▶ Dataset entries
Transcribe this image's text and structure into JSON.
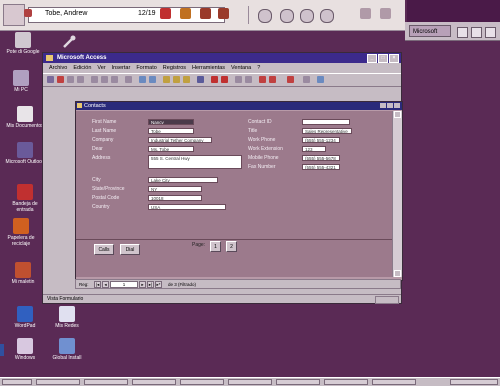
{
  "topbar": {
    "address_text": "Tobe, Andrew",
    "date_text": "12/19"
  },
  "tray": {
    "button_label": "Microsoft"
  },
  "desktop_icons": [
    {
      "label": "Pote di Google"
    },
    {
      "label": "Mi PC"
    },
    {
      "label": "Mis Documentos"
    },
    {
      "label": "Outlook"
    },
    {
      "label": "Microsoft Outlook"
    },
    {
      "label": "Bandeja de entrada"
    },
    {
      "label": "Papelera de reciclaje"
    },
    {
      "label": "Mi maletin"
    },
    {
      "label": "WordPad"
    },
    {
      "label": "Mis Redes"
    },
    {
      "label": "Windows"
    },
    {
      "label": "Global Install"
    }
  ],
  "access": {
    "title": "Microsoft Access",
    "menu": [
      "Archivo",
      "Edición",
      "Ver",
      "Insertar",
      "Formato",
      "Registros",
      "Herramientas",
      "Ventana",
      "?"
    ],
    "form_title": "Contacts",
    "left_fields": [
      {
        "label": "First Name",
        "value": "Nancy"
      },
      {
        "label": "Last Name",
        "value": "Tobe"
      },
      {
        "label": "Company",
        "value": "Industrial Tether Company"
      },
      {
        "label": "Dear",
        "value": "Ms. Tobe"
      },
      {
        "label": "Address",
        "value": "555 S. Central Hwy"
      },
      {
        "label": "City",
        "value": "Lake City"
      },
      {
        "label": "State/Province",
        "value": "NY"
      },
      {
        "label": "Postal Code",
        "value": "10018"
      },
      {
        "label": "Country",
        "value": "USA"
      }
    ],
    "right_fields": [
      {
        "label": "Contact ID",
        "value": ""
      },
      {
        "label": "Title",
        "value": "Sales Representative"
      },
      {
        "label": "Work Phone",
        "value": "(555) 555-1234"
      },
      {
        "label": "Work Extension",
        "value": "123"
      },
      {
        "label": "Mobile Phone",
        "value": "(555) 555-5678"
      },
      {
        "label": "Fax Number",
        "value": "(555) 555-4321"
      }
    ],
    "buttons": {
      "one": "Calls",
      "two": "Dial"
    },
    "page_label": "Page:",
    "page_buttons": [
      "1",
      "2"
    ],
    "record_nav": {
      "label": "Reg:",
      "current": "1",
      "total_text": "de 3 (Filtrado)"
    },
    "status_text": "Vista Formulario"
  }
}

▶ Task goal
Repeat all the data as it stands, dropping any images it holds.

▶ Solution to the exercise
Transcribe this image's text and structure into JSON.
{
  "topbar": {
    "address_text": "Tobe, Andrew",
    "date_text": "12/19"
  },
  "tray": {
    "button_label": "Microsoft"
  },
  "desktop_icons": [
    {
      "label": "Pote di Google"
    },
    {
      "label": "Mi PC"
    },
    {
      "label": "Mis Documentos"
    },
    {
      "label": "Outlook"
    },
    {
      "label": "Microsoft Outlook"
    },
    {
      "label": "Bandeja de entrada"
    },
    {
      "label": "Papelera de reciclaje"
    },
    {
      "label": "Mi maletin"
    },
    {
      "label": "WordPad"
    },
    {
      "label": "Mis Redes"
    },
    {
      "label": "Windows"
    },
    {
      "label": "Global Install"
    }
  ],
  "access": {
    "title": "Microsoft Access",
    "menu": [
      "Archivo",
      "Edición",
      "Ver",
      "Insertar",
      "Formato",
      "Registros",
      "Herramientas",
      "Ventana",
      "?"
    ],
    "form_title": "Contacts",
    "left_fields": [
      {
        "label": "First Name",
        "value": "Nancy"
      },
      {
        "label": "Last Name",
        "value": "Tobe"
      },
      {
        "label": "Company",
        "value": "Industrial Tether Company"
      },
      {
        "label": "Dear",
        "value": "Ms. Tobe"
      },
      {
        "label": "Address",
        "value": "555 S. Central Hwy"
      },
      {
        "label": "City",
        "value": "Lake City"
      },
      {
        "label": "State/Province",
        "value": "NY"
      },
      {
        "label": "Postal Code",
        "value": "10018"
      },
      {
        "label": "Country",
        "value": "USA"
      }
    ],
    "right_fields": [
      {
        "label": "Contact ID",
        "value": ""
      },
      {
        "label": "Title",
        "value": "Sales Representative"
      },
      {
        "label": "Work Phone",
        "value": "(555) 555-1234"
      },
      {
        "label": "Work Extension",
        "value": "123"
      },
      {
        "label": "Mobile Phone",
        "value": "(555) 555-5678"
      },
      {
        "label": "Fax Number",
        "value": "(555) 555-4321"
      }
    ],
    "buttons": {
      "one": "Calls",
      "two": "Dial"
    },
    "page_label": "Page:",
    "page_buttons": [
      "1",
      "2"
    ],
    "record_nav": {
      "label": "Reg:",
      "current": "1",
      "total_text": "de 3 (Filtrado)"
    },
    "status_text": "Vista Formulario"
  }
}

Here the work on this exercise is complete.